Task prompt: Return all lines from the listing below in which the string "handle" occurs.

Exercise input:
** Begin **

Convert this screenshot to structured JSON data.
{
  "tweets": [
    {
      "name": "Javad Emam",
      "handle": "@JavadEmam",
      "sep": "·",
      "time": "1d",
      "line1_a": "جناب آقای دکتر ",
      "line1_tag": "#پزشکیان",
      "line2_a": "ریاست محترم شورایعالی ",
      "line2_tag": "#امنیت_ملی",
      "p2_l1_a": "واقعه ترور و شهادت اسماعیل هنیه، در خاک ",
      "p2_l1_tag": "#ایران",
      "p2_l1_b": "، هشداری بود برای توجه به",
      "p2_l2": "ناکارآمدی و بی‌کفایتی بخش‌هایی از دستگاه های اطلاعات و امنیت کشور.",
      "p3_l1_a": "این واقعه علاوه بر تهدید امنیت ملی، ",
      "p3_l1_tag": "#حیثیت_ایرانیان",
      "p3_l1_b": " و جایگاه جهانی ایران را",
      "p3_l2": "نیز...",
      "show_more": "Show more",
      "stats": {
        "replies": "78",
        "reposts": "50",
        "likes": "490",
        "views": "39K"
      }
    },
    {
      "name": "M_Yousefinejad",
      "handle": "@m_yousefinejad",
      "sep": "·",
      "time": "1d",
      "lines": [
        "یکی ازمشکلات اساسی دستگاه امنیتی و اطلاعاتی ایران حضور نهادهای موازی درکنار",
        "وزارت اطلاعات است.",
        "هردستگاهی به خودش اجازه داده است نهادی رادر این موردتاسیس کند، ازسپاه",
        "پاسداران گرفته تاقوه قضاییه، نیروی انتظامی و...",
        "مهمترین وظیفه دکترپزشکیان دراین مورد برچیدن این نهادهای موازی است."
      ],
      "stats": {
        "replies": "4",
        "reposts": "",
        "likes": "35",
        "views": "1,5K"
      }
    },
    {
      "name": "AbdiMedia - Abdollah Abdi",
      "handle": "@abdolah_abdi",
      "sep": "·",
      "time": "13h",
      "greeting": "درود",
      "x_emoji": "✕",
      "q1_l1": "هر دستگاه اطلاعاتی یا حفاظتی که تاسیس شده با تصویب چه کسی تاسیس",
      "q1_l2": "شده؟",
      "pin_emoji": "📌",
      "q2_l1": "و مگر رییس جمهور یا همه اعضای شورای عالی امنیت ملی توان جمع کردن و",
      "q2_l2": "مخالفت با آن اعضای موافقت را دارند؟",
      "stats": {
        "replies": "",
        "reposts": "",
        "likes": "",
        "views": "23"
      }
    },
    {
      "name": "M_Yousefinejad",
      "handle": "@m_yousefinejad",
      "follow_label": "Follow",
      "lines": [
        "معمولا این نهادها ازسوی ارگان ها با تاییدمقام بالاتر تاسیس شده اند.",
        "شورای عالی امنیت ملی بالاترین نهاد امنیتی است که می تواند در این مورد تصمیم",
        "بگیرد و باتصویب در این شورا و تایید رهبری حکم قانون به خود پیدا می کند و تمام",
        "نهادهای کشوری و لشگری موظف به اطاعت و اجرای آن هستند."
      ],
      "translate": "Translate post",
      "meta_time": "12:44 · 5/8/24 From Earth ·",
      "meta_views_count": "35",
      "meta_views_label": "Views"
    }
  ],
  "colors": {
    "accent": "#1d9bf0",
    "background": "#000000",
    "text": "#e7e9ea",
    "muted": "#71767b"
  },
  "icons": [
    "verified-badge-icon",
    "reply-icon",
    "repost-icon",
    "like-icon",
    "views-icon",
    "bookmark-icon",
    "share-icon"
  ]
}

** End **

Exercise result:
      "handle": "@JavadEmam",
      "handle": "@m_yousefinejad",
      "handle": "@abdolah_abdi",
      "handle": "@m_yousefinejad",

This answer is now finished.